# SET PROBLEM:
Check every line below for the string "image", and copy the lines that contain it.

# Saved entries:
━━━━━━━━━━━━━━━━━━━━━━━━━━━━━━

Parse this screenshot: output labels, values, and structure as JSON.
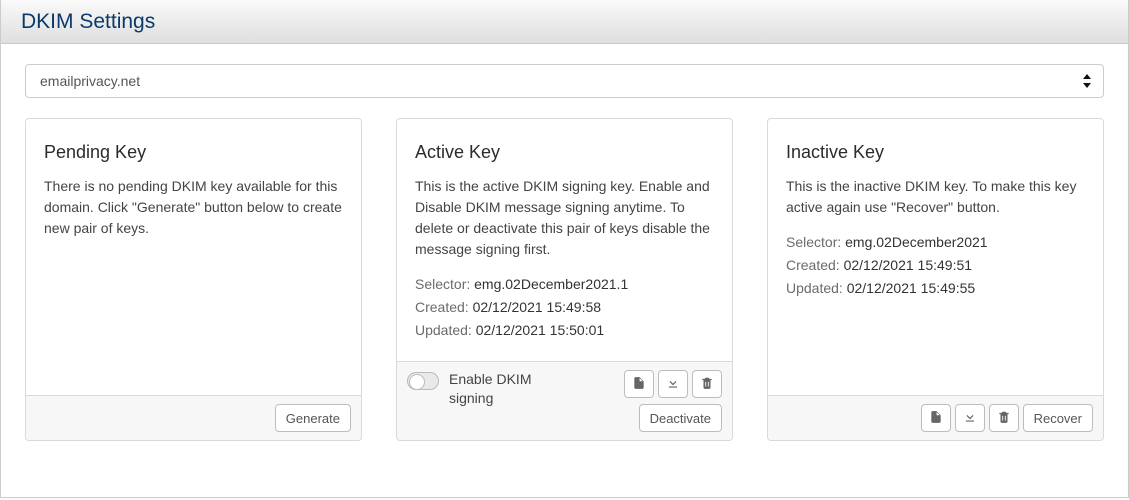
{
  "header": {
    "title": "DKIM Settings"
  },
  "domain_select": {
    "value": "emailprivacy.net"
  },
  "pending": {
    "title": "Pending Key",
    "desc": "There is no pending DKIM key available for this domain. Click \"Generate\" button below to create new pair of keys.",
    "generate_label": "Generate"
  },
  "active": {
    "title": "Active Key",
    "desc": "This is the active DKIM signing key. Enable and Disable DKIM message signing anytime. To delete or deactivate this pair of keys disable the message signing first.",
    "selector_label": "Selector:",
    "selector_value": "emg.02December2021.1",
    "created_label": "Created:",
    "created_value": "02/12/2021 15:49:58",
    "updated_label": "Updated:",
    "updated_value": "02/12/2021 15:50:01",
    "toggle_label": "Enable DKIM signing",
    "deactivate_label": "Deactivate"
  },
  "inactive": {
    "title": "Inactive Key",
    "desc": "This is the inactive DKIM key. To make this key active again use \"Recover\" button.",
    "selector_label": "Selector:",
    "selector_value": "emg.02December2021",
    "created_label": "Created:",
    "created_value": "02/12/2021 15:49:51",
    "updated_label": "Updated:",
    "updated_value": "02/12/2021 15:49:55",
    "recover_label": "Recover"
  }
}
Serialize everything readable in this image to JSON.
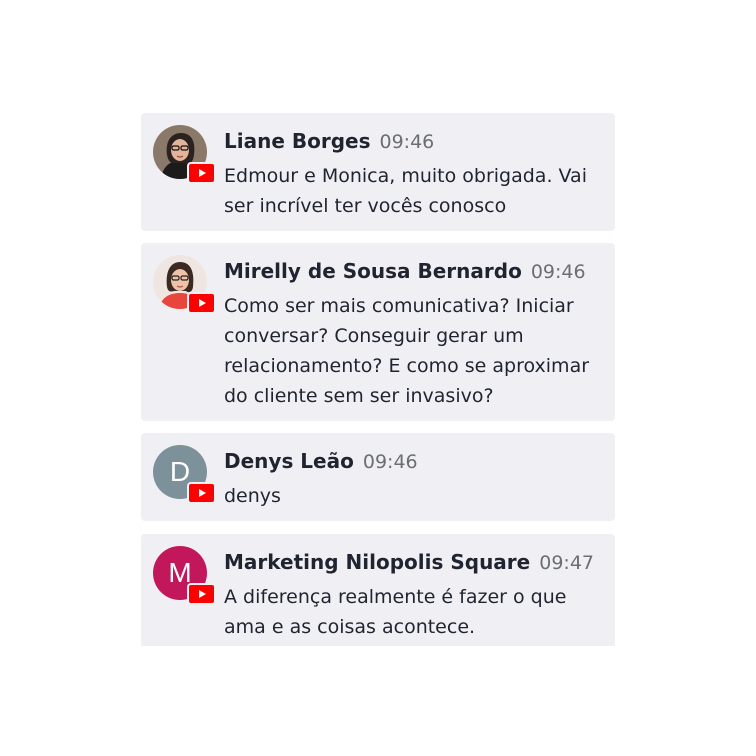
{
  "messages": [
    {
      "name": "Liane Borges",
      "time": "09:46",
      "text": "Edmour e Monica, muito obrigada. Vai ser incrível ter vocês conosco",
      "avatar_type": "photo",
      "avatar_icon": "user-photo-icon"
    },
    {
      "name": "Mirelly de Sousa Bernardo",
      "time": "09:46",
      "text": "Como ser mais comunicativa? Iniciar conversar? Conseguir gerar um relacionamento? E como se aproximar do cliente sem ser invasivo?",
      "avatar_type": "photo",
      "avatar_icon": "user-photo-icon"
    },
    {
      "name": "Denys Leão",
      "time": "09:46",
      "text": "denys",
      "avatar_type": "letter",
      "avatar_letter": "D",
      "avatar_color": "#7d919a"
    },
    {
      "name": "Marketing Nilopolis Square",
      "time": "09:47",
      "text": "A diferença realmente é fazer o que ama e as coisas acontece.",
      "avatar_type": "letter",
      "avatar_letter": "M",
      "avatar_color": "#c2185b"
    }
  ],
  "badge_icon": "youtube-icon",
  "colors": {
    "card_bg": "#f0f0f4",
    "youtube_red": "#ff0000",
    "name_text": "#1f2430",
    "time_text": "#6b6e75"
  }
}
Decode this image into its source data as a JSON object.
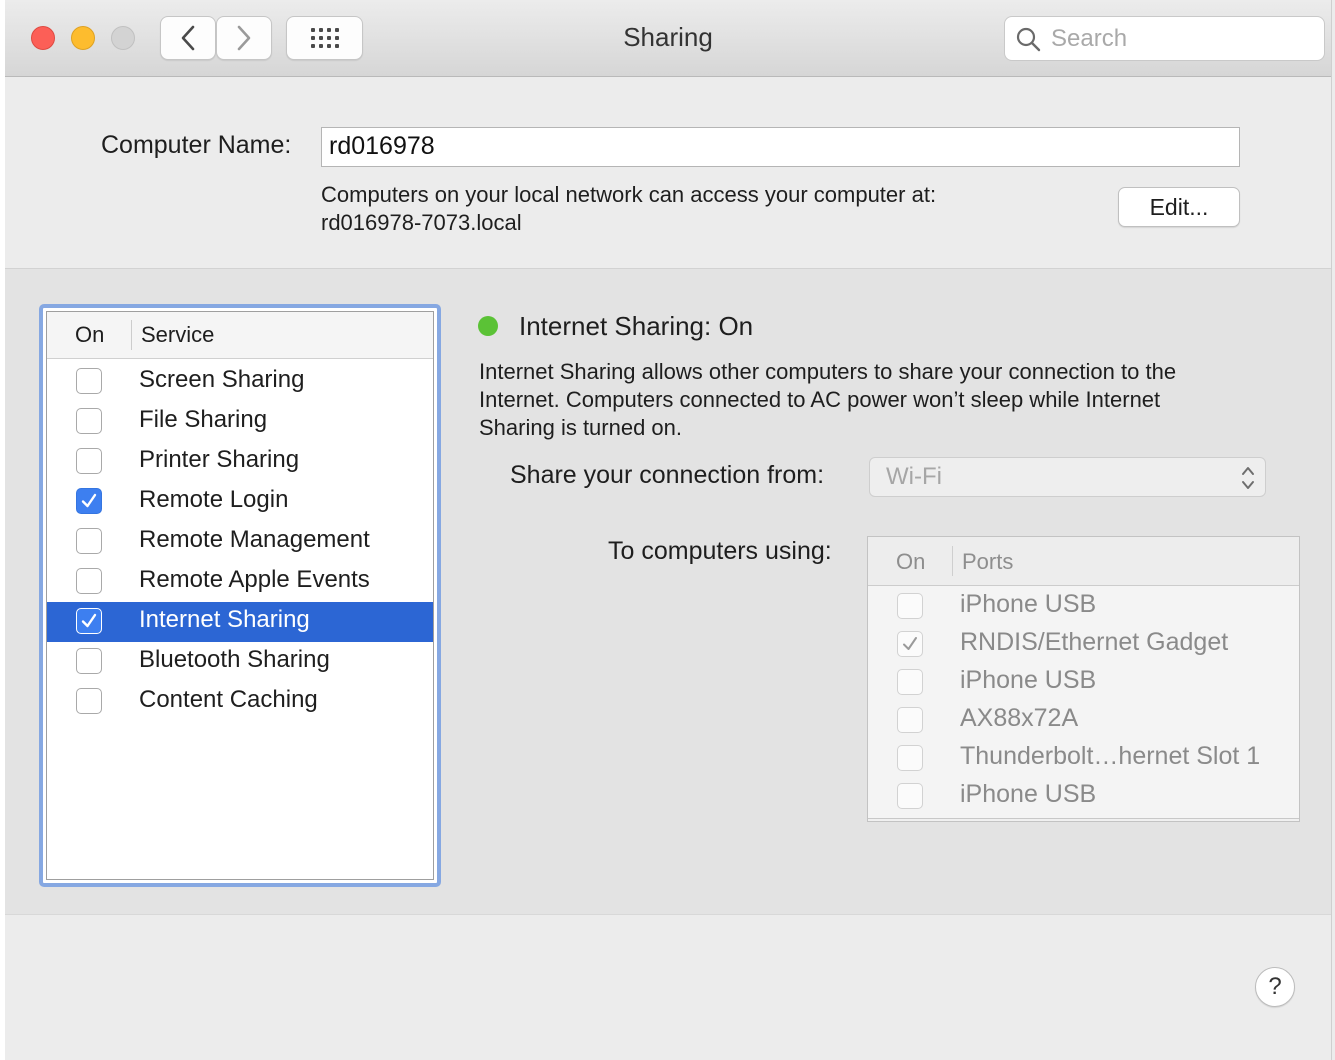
{
  "window": {
    "title": "Sharing",
    "search_placeholder": "Search"
  },
  "computer_name": {
    "label": "Computer Name:",
    "value": "rd016978",
    "access_line1": "Computers on your local network can access your computer at:",
    "access_line2": "rd016978-7073.local",
    "edit_label": "Edit..."
  },
  "services": {
    "header_on": "On",
    "header_service": "Service",
    "items": [
      {
        "label": "Screen Sharing",
        "checked": false,
        "selected": false
      },
      {
        "label": "File Sharing",
        "checked": false,
        "selected": false
      },
      {
        "label": "Printer Sharing",
        "checked": false,
        "selected": false
      },
      {
        "label": "Remote Login",
        "checked": true,
        "selected": false
      },
      {
        "label": "Remote Management",
        "checked": false,
        "selected": false
      },
      {
        "label": "Remote Apple Events",
        "checked": false,
        "selected": false
      },
      {
        "label": "Internet Sharing",
        "checked": true,
        "selected": true
      },
      {
        "label": "Bluetooth Sharing",
        "checked": false,
        "selected": false
      },
      {
        "label": "Content Caching",
        "checked": false,
        "selected": false
      }
    ]
  },
  "detail": {
    "status_title": "Internet Sharing: On",
    "status_color": "#5bc236",
    "description_line1": "Internet Sharing allows other computers to share your connection to the",
    "description_line2": "Internet. Computers connected to AC power won’t sleep while Internet",
    "description_line3": "Sharing is turned on.",
    "share_from_label": "Share your connection from:",
    "share_from_value": "Wi-Fi",
    "to_computers_label": "To computers using:",
    "ports_header_on": "On",
    "ports_header_ports": "Ports",
    "ports": [
      {
        "label": "iPhone USB",
        "checked": false
      },
      {
        "label": "RNDIS/Ethernet Gadget",
        "checked": true
      },
      {
        "label": "iPhone USB",
        "checked": false
      },
      {
        "label": "AX88x72A",
        "checked": false
      },
      {
        "label": "Thunderbolt…hernet Slot 1",
        "checked": false
      },
      {
        "label": "iPhone USB",
        "checked": false
      }
    ]
  },
  "help_label": "?",
  "accent_color": "#2c66d4"
}
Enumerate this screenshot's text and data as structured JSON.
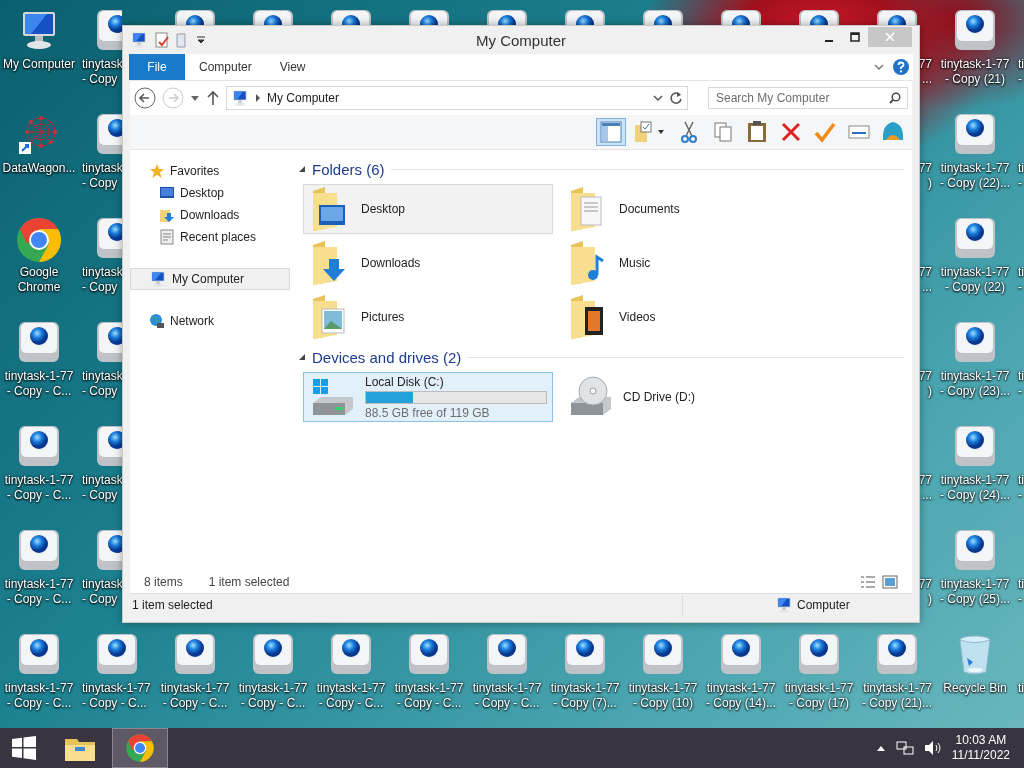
{
  "desktop": {
    "columns": [
      {
        "cut_left": false,
        "cut_right": false,
        "icons": [
          {
            "kind": "computer",
            "lines": [
              "My Computer"
            ]
          },
          {
            "kind": "datawagon",
            "lines": [
              "DataWagon..."
            ]
          },
          {
            "kind": "chrome",
            "lines": [
              "Google",
              "Chrome"
            ]
          },
          {
            "kind": "tinytask",
            "lines": [
              "tinytask-1-77",
              "- Copy - C..."
            ]
          },
          {
            "kind": "tinytask",
            "lines": [
              "tinytask-1-77",
              "- Copy - C..."
            ]
          },
          {
            "kind": "tinytask",
            "lines": [
              "tinytask-1-77",
              "- Copy - C..."
            ]
          },
          {
            "kind": "tinytask",
            "lines": [
              "tinytask-1-77",
              "- Copy - C..."
            ]
          }
        ]
      },
      {
        "cut_left": false,
        "cut_right": true,
        "icons": [
          {
            "kind": "tinytask_left",
            "lines": [
              "tinytask",
              "- Copy"
            ]
          },
          {
            "kind": "tinytask_left",
            "lines": [
              "tinytask",
              "- Copy"
            ]
          },
          {
            "kind": "tinytask_left",
            "lines": [
              "tinytask",
              "- Copy"
            ]
          },
          {
            "kind": "tinytask_left",
            "lines": [
              "tinytask",
              "- Copy"
            ]
          },
          {
            "kind": "tinytask_left",
            "lines": [
              "tinytask",
              "- Copy"
            ]
          },
          {
            "kind": "tinytask_left",
            "lines": [
              "tinytask",
              "- Copy"
            ]
          },
          {
            "kind": "tinytask",
            "lines": [
              "tinytask-1-77",
              "- Copy - C..."
            ]
          }
        ]
      },
      {
        "cut_left": false,
        "cut_right": false,
        "icons": [
          {
            "kind": "tinytask_top"
          },
          {
            "kind": "tinytask",
            "lines": [
              "tinytask-1-77",
              "- Copy - C..."
            ]
          }
        ]
      },
      {
        "cut_left": false,
        "cut_right": false,
        "icons": [
          {
            "kind": "tinytask_top"
          },
          {
            "kind": "tinytask",
            "lines": [
              "tinytask-1-77",
              "- Copy - C..."
            ]
          }
        ]
      },
      {
        "cut_left": false,
        "cut_right": false,
        "icons": [
          {
            "kind": "tinytask_top"
          },
          {
            "kind": "tinytask",
            "lines": [
              "tinytask-1-77",
              "- Copy - C..."
            ]
          }
        ]
      },
      {
        "cut_left": false,
        "cut_right": false,
        "icons": [
          {
            "kind": "tinytask_top"
          },
          {
            "kind": "tinytask",
            "lines": [
              "tinytask-1-77",
              "- Copy - C..."
            ]
          }
        ]
      },
      {
        "cut_left": false,
        "cut_right": false,
        "icons": [
          {
            "kind": "tinytask_top"
          },
          {
            "kind": "tinytask",
            "lines": [
              "tinytask-1-77",
              "- Copy - C..."
            ]
          }
        ]
      },
      {
        "cut_left": false,
        "cut_right": false,
        "icons": [
          {
            "kind": "tinytask_top"
          },
          {
            "kind": "tinytask",
            "lines": [
              "tinytask-1-77",
              "- Copy (7)..."
            ]
          }
        ]
      },
      {
        "cut_left": false,
        "cut_right": false,
        "icons": [
          {
            "kind": "tinytask_top"
          },
          {
            "kind": "tinytask",
            "lines": [
              "tinytask-1-77",
              "- Copy (10)"
            ]
          }
        ]
      },
      {
        "cut_left": false,
        "cut_right": false,
        "icons": [
          {
            "kind": "tinytask_top"
          },
          {
            "kind": "tinytask",
            "lines": [
              "tinytask-1-77",
              "- Copy (14)..."
            ]
          }
        ]
      },
      {
        "cut_left": false,
        "cut_right": false,
        "icons": [
          {
            "kind": "tinytask_top"
          },
          {
            "kind": "tinytask",
            "lines": [
              "tinytask-1-77",
              "- Copy (17)"
            ]
          }
        ]
      },
      {
        "cut_left": true,
        "cut_right": false,
        "icons": [
          {
            "kind": "tinytask_top",
            "lines": [
              "77",
              "..."
            ]
          },
          {
            "kind": "covered",
            "lines": [
              "77",
              ")"
            ]
          },
          {
            "kind": "covered",
            "lines": [
              "77",
              "..."
            ]
          },
          {
            "kind": "covered",
            "lines": [
              "77",
              ")"
            ]
          },
          {
            "kind": "covered",
            "lines": [
              "77",
              "..."
            ]
          },
          {
            "kind": "covered",
            "lines": [
              "77",
              ")"
            ]
          },
          {
            "kind": "tinytask",
            "lines": [
              "tinytask-1-77",
              "- Copy (21)..."
            ]
          }
        ]
      },
      {
        "cut_left": false,
        "cut_right": false,
        "icons": [
          {
            "kind": "tinytask",
            "lines": [
              "tinytask-1-77",
              "- Copy (21)"
            ]
          },
          {
            "kind": "tinytask",
            "lines": [
              "tinytask-1-77",
              "- Copy (22)..."
            ]
          },
          {
            "kind": "tinytask",
            "lines": [
              "tinytask-1-77",
              "- Copy (22)"
            ]
          },
          {
            "kind": "tinytask",
            "lines": [
              "tinytask-1-77",
              "- Copy (23)..."
            ]
          },
          {
            "kind": "tinytask",
            "lines": [
              "tinytask-1-77",
              "- Copy (24)..."
            ]
          },
          {
            "kind": "tinytask",
            "lines": [
              "tinytask-1-77",
              "- Copy (25)..."
            ]
          },
          {
            "kind": "recycle",
            "lines": [
              "Recycle Bin"
            ]
          }
        ]
      },
      {
        "cut_left": false,
        "cut_right": true,
        "icons": [
          {
            "kind": "covered",
            "lines": [
              "ti",
              "-"
            ]
          },
          {
            "kind": "covered",
            "lines": [
              "ti",
              "-"
            ]
          },
          {
            "kind": "covered",
            "lines": [
              "ti",
              "-"
            ]
          },
          {
            "kind": "covered",
            "lines": [
              "ti",
              "-"
            ]
          },
          {
            "kind": "covered",
            "lines": [
              "ti",
              "-"
            ]
          },
          {
            "kind": "covered",
            "lines": [
              "ti",
              "-"
            ]
          },
          {
            "kind": "covered",
            "lines": [
              "ti"
            ]
          }
        ]
      }
    ]
  },
  "window": {
    "title": "My Computer",
    "ribbon_tabs": [
      {
        "label": "File",
        "kind": "file"
      },
      {
        "label": "Computer",
        "kind": "tab"
      },
      {
        "label": "View",
        "kind": "tab"
      }
    ],
    "nav_buttons": {
      "back_disabled": false,
      "forward_disabled": true
    },
    "address": "My Computer",
    "search": {
      "placeholder": "Search My Computer"
    },
    "toolbar": [
      {
        "kind": "pane",
        "on": true
      },
      {
        "kind": "properties",
        "on": false
      },
      {
        "kind": "cut",
        "on": false
      },
      {
        "kind": "copy",
        "on": false
      },
      {
        "kind": "paste",
        "on": false
      },
      {
        "kind": "delete",
        "on": false
      },
      {
        "kind": "check",
        "on": false
      },
      {
        "kind": "rename",
        "on": false
      },
      {
        "kind": "shell",
        "on": false
      }
    ],
    "nav": [
      {
        "label": "Favorites",
        "kind": "star",
        "selected": false,
        "children": [
          {
            "label": "Desktop",
            "kind": "monitor",
            "selected": false
          },
          {
            "label": "Downloads",
            "kind": "downloads",
            "selected": false
          },
          {
            "label": "Recent places",
            "kind": "recent",
            "selected": false
          }
        ]
      },
      {
        "label": "My Computer",
        "kind": "computer",
        "selected": true
      },
      {
        "label": "Network",
        "kind": "network",
        "selected": false
      }
    ],
    "sections": [
      {
        "title": "Folders (6)",
        "items": [
          {
            "label": "Desktop",
            "kind": "desktop",
            "selected": false,
            "hovered": true
          },
          {
            "label": "Documents",
            "kind": "documents",
            "selected": false,
            "hovered": false
          },
          {
            "label": "Downloads",
            "kind": "downloads",
            "selected": false,
            "hovered": false
          },
          {
            "label": "Music",
            "kind": "music",
            "selected": false,
            "hovered": false
          },
          {
            "label": "Pictures",
            "kind": "pictures",
            "selected": false,
            "hovered": false
          },
          {
            "label": "Videos",
            "kind": "videos",
            "selected": false,
            "hovered": false
          }
        ]
      },
      {
        "title": "Devices and drives (2)",
        "items": [
          {
            "label": "Local Disk (C:)",
            "kind": "disk",
            "selected": true,
            "hovered": false,
            "level": 0.26,
            "free": "88.5 GB free of 119 GB"
          },
          {
            "label": "CD Drive (D:)",
            "kind": "cd",
            "selected": false,
            "hovered": false
          }
        ]
      }
    ],
    "footer": {
      "count": "8 items",
      "selection": "1 item selected"
    },
    "status_bar": {
      "text": "1 item selected",
      "location": "Computer"
    }
  },
  "taskbar": {
    "apps": [
      {
        "kind": "explorer",
        "active": false
      },
      {
        "kind": "chrome",
        "active": true
      }
    ],
    "time": "10:03 AM",
    "date": "11/11/2022"
  }
}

━━━━━━━━━━━━━━━━━━━━━━━━━━━━━━

# ANSWER BELOW:
Serialize everything readable in this image to JSON.
Decode this image into its source data as a JSON object.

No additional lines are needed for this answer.